◆ **TASK REQUIREMENTS**:
Across the material below, how many lines contain the word "Yesterday"? Give only the number.

◆ **Records contained in a dataset**:
-- Start --
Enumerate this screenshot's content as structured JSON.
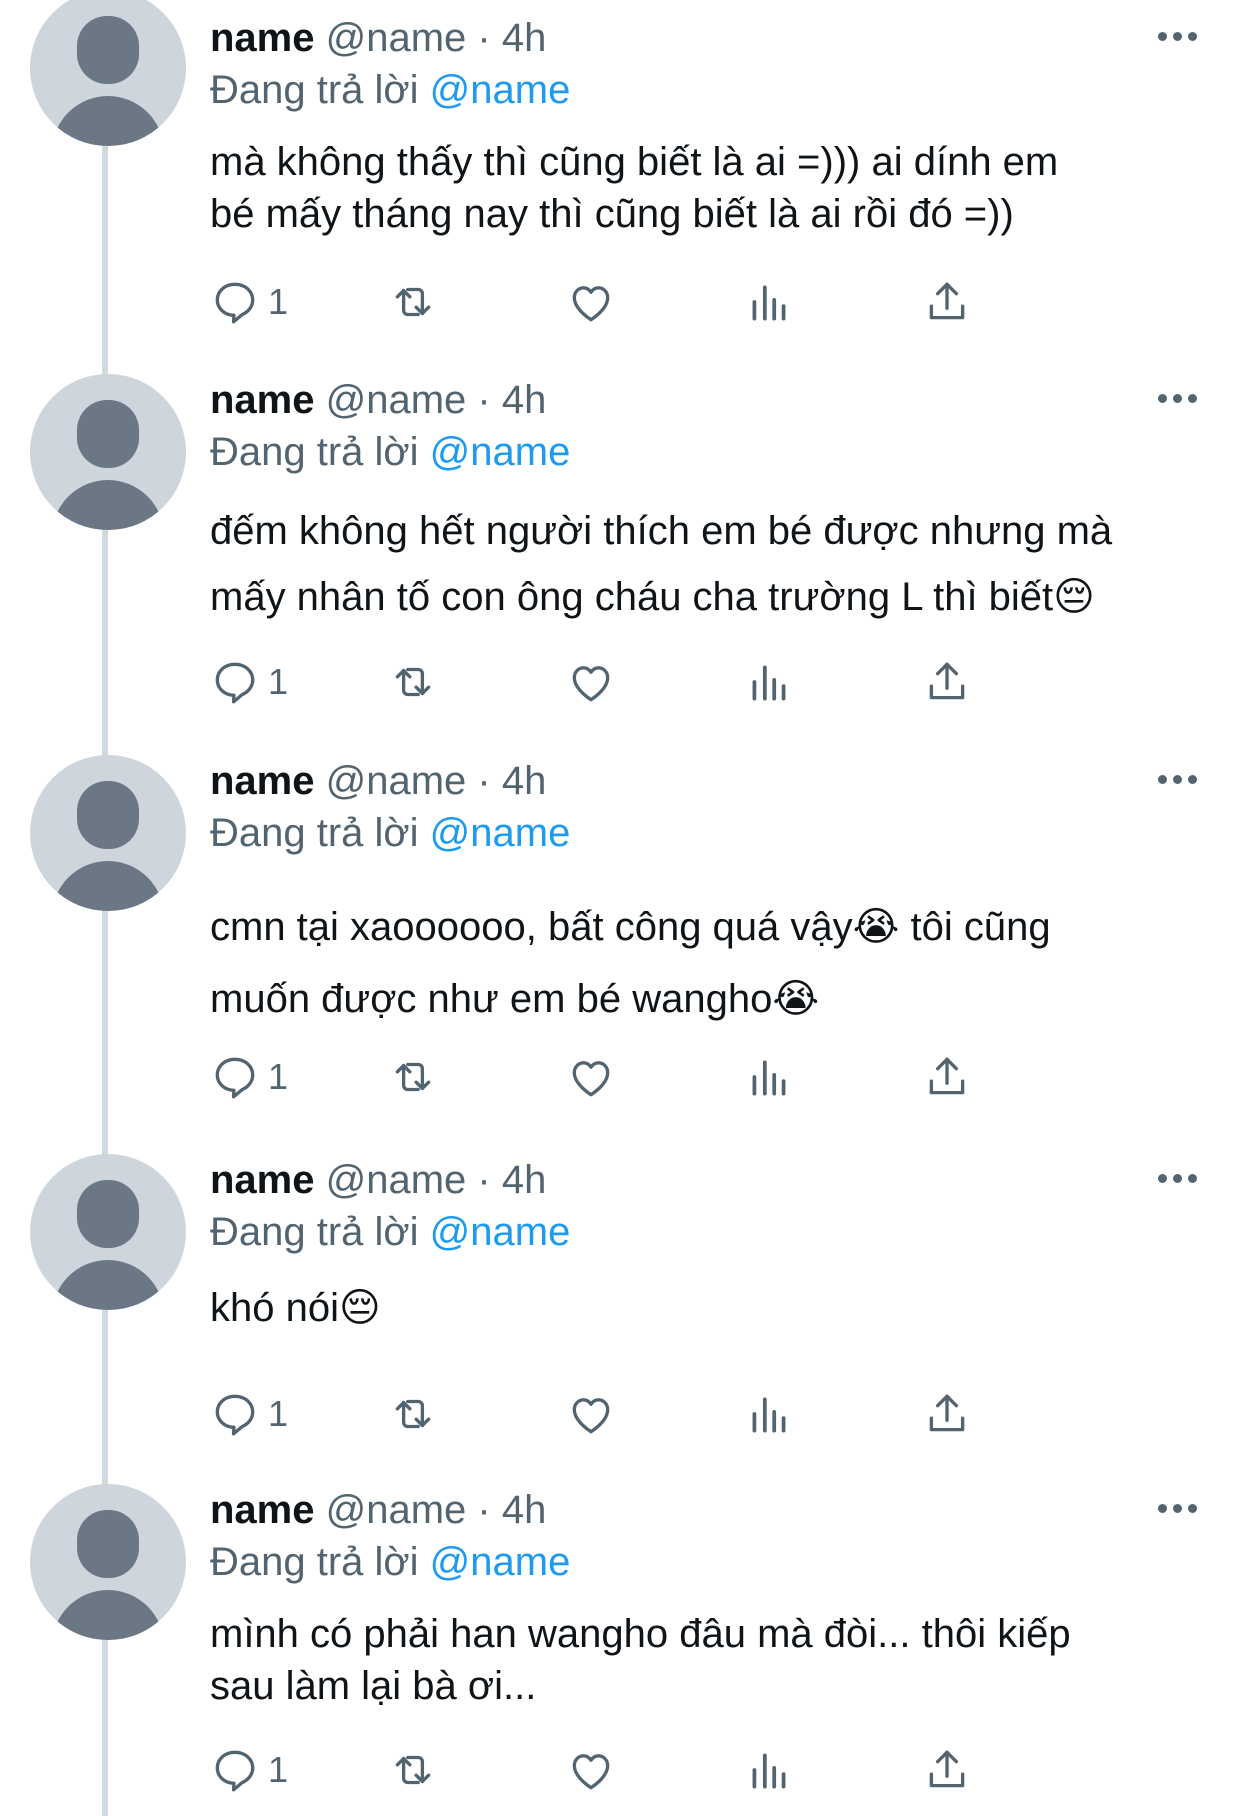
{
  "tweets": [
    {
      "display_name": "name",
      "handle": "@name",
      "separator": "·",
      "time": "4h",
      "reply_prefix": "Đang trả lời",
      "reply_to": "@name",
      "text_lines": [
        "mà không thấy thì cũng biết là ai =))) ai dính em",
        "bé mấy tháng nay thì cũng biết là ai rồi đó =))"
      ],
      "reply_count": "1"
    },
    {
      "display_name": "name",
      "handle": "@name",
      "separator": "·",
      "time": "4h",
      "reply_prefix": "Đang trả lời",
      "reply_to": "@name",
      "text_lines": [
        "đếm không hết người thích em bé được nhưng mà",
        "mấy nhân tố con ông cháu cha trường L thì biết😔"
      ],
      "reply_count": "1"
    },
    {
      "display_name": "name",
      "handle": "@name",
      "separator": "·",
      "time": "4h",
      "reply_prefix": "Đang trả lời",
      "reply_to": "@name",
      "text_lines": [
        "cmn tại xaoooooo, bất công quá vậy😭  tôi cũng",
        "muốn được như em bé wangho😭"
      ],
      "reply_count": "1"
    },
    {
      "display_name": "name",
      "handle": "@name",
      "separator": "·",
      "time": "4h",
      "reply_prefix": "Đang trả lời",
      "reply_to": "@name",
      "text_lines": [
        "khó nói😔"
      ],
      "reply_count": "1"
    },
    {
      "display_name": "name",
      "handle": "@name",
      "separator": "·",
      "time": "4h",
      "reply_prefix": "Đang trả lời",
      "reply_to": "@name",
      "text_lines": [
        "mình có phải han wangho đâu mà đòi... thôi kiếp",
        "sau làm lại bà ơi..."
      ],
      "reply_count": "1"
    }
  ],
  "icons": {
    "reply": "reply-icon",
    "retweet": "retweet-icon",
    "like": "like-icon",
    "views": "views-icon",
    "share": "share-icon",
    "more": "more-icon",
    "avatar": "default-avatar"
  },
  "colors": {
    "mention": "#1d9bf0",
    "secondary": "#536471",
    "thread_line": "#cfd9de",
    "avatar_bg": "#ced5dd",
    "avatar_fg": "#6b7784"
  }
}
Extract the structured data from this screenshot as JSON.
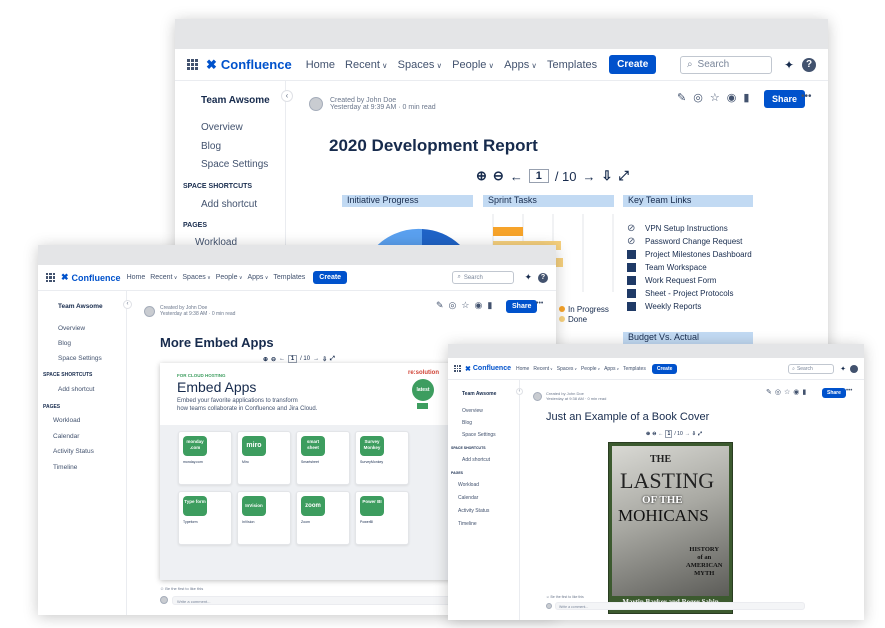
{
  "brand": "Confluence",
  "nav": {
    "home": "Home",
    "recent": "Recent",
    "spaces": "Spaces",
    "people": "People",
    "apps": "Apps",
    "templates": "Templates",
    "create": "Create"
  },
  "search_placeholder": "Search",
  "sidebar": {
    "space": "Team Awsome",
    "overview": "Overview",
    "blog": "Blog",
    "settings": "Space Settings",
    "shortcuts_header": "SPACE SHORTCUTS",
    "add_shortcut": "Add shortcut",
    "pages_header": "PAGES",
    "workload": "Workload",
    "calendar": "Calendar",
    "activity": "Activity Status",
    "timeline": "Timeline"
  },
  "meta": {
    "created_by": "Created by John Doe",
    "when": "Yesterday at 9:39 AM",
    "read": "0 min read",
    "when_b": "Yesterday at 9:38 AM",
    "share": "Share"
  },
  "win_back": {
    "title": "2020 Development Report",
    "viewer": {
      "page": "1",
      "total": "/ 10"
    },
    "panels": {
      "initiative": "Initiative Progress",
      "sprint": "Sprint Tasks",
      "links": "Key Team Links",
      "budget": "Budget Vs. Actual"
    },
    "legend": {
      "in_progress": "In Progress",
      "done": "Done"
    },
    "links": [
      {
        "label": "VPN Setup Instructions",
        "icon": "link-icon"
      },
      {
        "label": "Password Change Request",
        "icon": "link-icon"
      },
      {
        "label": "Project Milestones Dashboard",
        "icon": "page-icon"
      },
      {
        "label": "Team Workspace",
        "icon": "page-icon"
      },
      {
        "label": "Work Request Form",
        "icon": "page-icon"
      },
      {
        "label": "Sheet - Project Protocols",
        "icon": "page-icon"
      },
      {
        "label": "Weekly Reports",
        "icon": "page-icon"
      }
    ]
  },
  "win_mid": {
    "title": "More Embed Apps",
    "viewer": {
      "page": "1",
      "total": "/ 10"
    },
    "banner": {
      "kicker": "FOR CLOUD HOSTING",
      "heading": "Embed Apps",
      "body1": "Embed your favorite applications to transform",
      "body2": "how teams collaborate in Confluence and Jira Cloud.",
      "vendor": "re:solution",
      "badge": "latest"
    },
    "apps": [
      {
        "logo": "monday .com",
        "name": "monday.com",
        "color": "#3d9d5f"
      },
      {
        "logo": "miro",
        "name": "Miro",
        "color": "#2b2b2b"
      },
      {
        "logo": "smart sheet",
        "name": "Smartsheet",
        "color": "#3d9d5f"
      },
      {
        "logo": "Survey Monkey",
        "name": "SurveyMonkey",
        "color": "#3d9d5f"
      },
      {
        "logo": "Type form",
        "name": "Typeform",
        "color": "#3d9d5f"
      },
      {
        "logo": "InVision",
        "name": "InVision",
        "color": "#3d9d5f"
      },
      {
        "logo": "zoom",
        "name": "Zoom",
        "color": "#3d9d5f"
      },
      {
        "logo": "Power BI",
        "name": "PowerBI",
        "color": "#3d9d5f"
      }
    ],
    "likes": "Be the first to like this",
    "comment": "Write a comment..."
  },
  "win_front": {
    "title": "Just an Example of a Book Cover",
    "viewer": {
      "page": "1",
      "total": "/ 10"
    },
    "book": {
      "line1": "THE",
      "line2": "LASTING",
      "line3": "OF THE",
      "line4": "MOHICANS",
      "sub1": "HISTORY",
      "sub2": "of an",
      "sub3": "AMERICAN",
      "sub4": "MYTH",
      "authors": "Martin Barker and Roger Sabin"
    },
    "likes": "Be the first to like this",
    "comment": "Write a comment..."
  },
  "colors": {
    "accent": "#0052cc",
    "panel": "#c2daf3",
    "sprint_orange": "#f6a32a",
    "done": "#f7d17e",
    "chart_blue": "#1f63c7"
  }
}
-- End --
◆ **THE RESULT**:
2